* _DIRECTIONS FOR THIS TASK_: Copy each line where the word "Target" occurs.

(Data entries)
* START *
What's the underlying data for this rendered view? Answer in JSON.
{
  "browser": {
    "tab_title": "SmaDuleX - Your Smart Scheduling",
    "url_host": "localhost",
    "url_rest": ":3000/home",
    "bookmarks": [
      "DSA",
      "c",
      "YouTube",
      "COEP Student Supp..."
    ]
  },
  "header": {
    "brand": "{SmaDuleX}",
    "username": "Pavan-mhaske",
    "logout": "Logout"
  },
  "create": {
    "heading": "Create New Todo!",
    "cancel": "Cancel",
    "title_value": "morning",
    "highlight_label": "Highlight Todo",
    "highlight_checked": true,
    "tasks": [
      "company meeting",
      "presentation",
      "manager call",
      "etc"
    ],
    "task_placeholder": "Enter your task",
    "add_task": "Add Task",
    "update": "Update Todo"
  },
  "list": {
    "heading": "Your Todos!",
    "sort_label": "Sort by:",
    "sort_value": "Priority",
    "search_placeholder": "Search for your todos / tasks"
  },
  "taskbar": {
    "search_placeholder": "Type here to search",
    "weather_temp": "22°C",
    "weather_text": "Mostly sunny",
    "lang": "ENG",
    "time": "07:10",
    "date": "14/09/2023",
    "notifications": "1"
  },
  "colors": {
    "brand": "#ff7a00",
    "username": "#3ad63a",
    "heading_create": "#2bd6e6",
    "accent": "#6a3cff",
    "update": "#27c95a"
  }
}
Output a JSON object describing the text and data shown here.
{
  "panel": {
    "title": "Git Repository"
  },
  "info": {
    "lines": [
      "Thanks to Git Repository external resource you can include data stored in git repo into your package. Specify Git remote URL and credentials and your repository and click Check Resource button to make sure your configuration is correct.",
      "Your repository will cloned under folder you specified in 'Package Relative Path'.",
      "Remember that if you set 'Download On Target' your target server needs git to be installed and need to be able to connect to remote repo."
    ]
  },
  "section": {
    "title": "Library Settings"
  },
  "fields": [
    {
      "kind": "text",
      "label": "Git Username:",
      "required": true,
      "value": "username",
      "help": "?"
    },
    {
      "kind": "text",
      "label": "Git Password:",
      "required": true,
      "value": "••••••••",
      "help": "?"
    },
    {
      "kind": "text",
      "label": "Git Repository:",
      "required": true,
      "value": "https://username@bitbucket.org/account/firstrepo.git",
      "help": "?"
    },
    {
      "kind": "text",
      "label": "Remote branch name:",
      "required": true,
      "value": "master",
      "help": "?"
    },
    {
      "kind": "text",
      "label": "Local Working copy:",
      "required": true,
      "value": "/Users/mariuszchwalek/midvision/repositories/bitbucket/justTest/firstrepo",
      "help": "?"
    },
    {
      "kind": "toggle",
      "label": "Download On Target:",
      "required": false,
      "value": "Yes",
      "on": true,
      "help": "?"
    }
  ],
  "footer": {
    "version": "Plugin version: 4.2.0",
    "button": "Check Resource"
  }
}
* END *
* _SOLVED PROBLEM_:
      "Remember that if you set 'Download On Target' your target server needs git to be installed and need to be able to connect to remote repo."
      "label": "Download On Target:",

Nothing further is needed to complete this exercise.